• [JOB]:
Wherever a line in the data below holds "Desembolsos", copy that line.

• [RECORDS SUPPLIED]:
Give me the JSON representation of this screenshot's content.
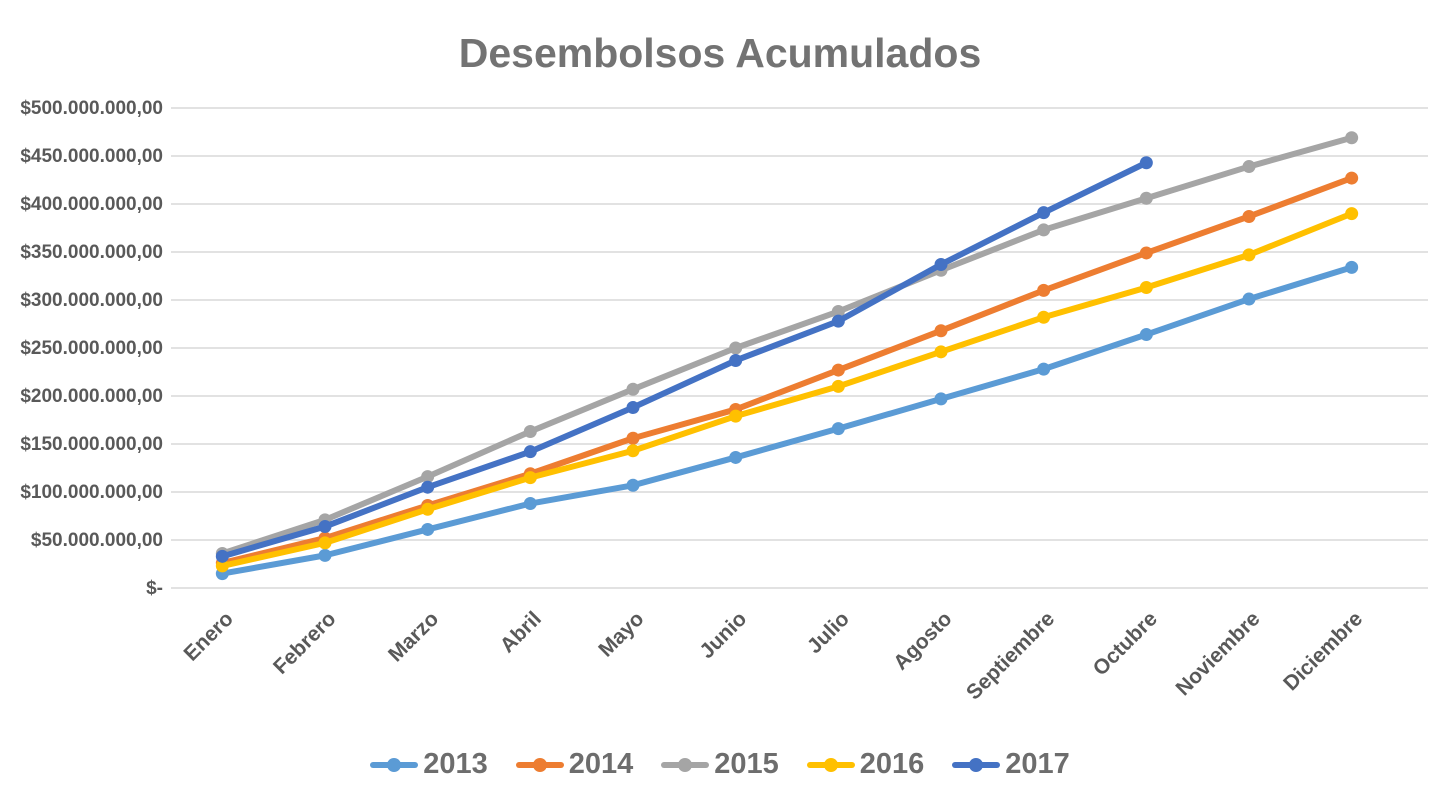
{
  "page": {
    "title": "Desembolsos Acumulados"
  },
  "chart_data": {
    "type": "line",
    "title": "Desembolsos Acumulados",
    "categories": [
      "Enero",
      "Febrero",
      "Marzo",
      "Abril",
      "Mayo",
      "Junio",
      "Julio",
      "Agosto",
      "Septiembre",
      "Octubre",
      "Noviembre",
      "Diciembre"
    ],
    "series": [
      {
        "name": "2013",
        "color": "#5B9BD5",
        "values": [
          15000000,
          34000000,
          61000000,
          88000000,
          107000000,
          136000000,
          166000000,
          197000000,
          228000000,
          264000000,
          301000000,
          334000000
        ]
      },
      {
        "name": "2014",
        "color": "#ED7D31",
        "values": [
          26000000,
          52000000,
          86000000,
          119000000,
          156000000,
          186000000,
          227000000,
          268000000,
          310000000,
          349000000,
          387000000,
          427000000
        ]
      },
      {
        "name": "2015",
        "color": "#A5A5A5",
        "values": [
          36000000,
          71000000,
          116000000,
          163000000,
          207000000,
          250000000,
          288000000,
          331000000,
          373000000,
          406000000,
          439000000,
          469000000
        ]
      },
      {
        "name": "2016",
        "color": "#FFC000",
        "values": [
          23000000,
          47000000,
          82000000,
          115000000,
          143000000,
          179000000,
          210000000,
          246000000,
          282000000,
          313000000,
          347000000,
          390000000
        ]
      },
      {
        "name": "2017",
        "color": "#4472C4",
        "values": [
          33000000,
          64000000,
          105000000,
          142000000,
          188000000,
          237000000,
          278000000,
          337000000,
          391000000,
          443000000
        ]
      }
    ],
    "ylim": [
      0,
      500000000
    ],
    "yticks": [
      {
        "value": 0,
        "label": "$-"
      },
      {
        "value": 50000000,
        "label": "$50.000.000,00"
      },
      {
        "value": 100000000,
        "label": "$100.000.000,00"
      },
      {
        "value": 150000000,
        "label": "$150.000.000,00"
      },
      {
        "value": 200000000,
        "label": "$200.000.000,00"
      },
      {
        "value": 250000000,
        "label": "$250.000.000,00"
      },
      {
        "value": 300000000,
        "label": "$300.000.000,00"
      },
      {
        "value": 350000000,
        "label": "$350.000.000,00"
      },
      {
        "value": 400000000,
        "label": "$400.000.000,00"
      },
      {
        "value": 450000000,
        "label": "$450.000.000,00"
      },
      {
        "value": 500000000,
        "label": "$500.000.000,00"
      }
    ],
    "xlabel": "",
    "ylabel": "",
    "layout": {
      "grid": true,
      "grid_color": "#D9D9D9",
      "axis_label_color": "#595959",
      "title_color": "#737373",
      "legend_position": "bottom",
      "x_label_rotation": -45
    }
  }
}
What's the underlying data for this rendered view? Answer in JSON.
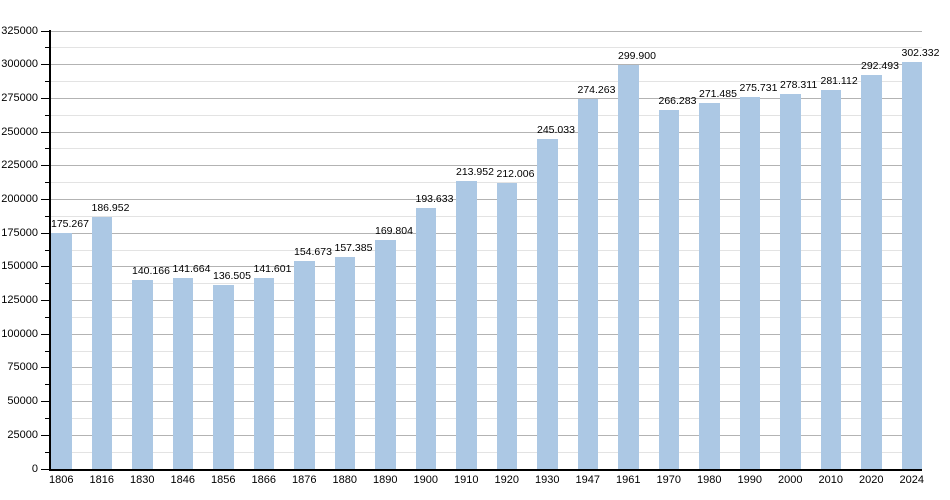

• [THE RESULT]:
    "title": "Desembolsos Acumulados"
    "title": "Desembolsos Acumulados",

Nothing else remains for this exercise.